Given instruction: Return all lines that include the string "Design".

Data lines:
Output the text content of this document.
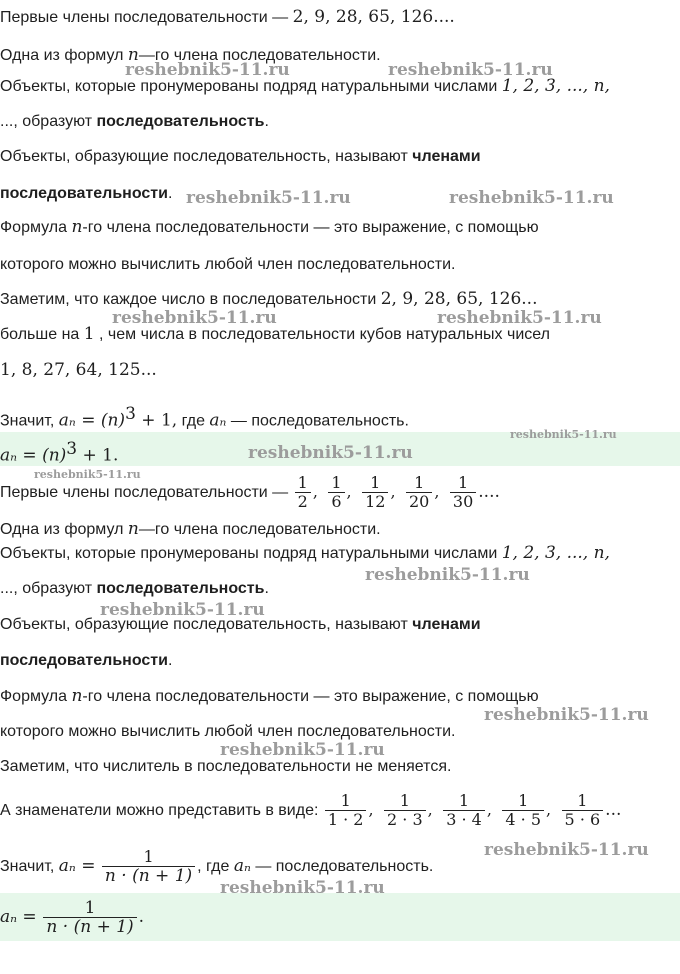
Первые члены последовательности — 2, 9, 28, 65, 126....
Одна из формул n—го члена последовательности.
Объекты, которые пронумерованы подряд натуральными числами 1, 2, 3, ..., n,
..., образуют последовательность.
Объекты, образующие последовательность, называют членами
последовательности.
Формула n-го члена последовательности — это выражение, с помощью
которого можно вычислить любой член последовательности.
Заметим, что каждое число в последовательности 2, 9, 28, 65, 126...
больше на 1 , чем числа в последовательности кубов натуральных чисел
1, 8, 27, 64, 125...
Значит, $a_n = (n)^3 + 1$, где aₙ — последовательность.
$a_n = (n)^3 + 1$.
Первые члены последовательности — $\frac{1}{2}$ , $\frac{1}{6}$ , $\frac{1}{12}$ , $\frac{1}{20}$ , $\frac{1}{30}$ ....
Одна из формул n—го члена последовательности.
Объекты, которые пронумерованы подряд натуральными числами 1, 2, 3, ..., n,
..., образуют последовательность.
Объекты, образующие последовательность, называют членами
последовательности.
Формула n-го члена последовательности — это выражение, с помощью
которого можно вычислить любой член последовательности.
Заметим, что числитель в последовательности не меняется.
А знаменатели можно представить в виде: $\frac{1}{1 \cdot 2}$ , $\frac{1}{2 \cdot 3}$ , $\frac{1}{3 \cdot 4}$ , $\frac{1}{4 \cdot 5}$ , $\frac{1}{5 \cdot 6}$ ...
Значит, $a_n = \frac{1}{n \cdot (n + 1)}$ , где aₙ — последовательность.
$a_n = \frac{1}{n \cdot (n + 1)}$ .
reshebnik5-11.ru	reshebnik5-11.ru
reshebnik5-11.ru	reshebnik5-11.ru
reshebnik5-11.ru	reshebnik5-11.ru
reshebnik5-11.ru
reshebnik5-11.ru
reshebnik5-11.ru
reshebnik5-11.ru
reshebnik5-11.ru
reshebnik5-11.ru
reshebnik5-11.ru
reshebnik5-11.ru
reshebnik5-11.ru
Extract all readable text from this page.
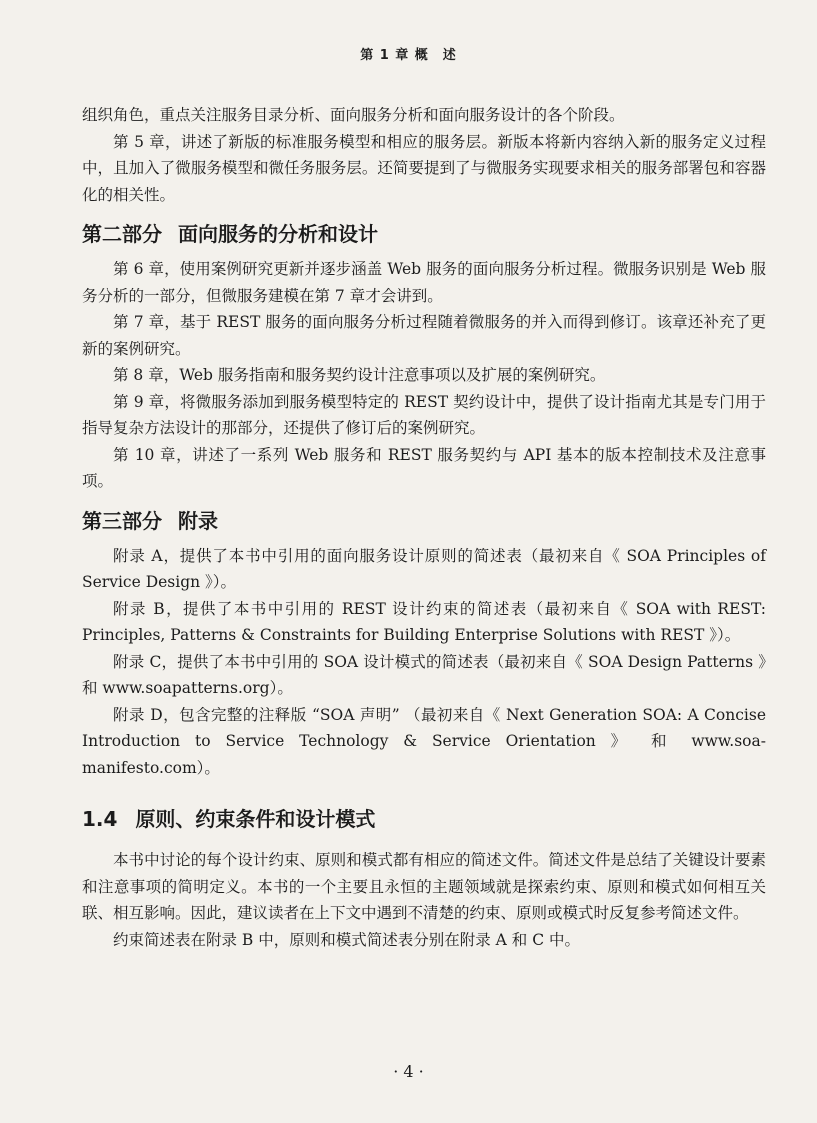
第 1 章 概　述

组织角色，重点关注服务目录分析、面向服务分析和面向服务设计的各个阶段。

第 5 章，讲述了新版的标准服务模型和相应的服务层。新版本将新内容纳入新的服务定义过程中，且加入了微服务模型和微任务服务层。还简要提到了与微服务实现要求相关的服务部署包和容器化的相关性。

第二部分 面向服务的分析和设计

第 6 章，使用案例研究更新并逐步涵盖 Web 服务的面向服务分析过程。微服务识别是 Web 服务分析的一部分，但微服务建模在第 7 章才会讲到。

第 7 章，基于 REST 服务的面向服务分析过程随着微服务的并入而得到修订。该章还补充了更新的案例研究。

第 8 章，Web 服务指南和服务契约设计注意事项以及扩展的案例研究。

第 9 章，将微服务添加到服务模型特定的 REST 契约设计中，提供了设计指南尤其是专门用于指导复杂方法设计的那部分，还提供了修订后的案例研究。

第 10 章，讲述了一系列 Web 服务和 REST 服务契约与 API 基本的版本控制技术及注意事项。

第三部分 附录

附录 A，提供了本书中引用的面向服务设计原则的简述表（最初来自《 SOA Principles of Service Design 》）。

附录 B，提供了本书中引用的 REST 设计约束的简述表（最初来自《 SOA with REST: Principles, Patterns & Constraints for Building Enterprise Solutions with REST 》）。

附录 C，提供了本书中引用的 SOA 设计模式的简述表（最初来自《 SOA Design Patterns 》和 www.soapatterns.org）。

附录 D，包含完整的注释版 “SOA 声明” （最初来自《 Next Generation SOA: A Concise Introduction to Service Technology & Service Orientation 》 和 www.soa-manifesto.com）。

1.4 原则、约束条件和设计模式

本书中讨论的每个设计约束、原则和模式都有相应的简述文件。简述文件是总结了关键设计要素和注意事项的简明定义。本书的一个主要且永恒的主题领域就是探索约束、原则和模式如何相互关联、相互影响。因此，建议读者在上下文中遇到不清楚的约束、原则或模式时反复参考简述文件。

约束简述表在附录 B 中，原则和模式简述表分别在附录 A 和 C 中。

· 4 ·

Written reply:
附录 A，提供了本书中引用的面向服务设计原则的简述表（最初来自《 SOA Principles of Service Design 》）。
附录 C，提供了本书中引用的 SOA 设计模式的简述表（最初来自《 SOA Design Patterns 》和 www.soapatterns.org）。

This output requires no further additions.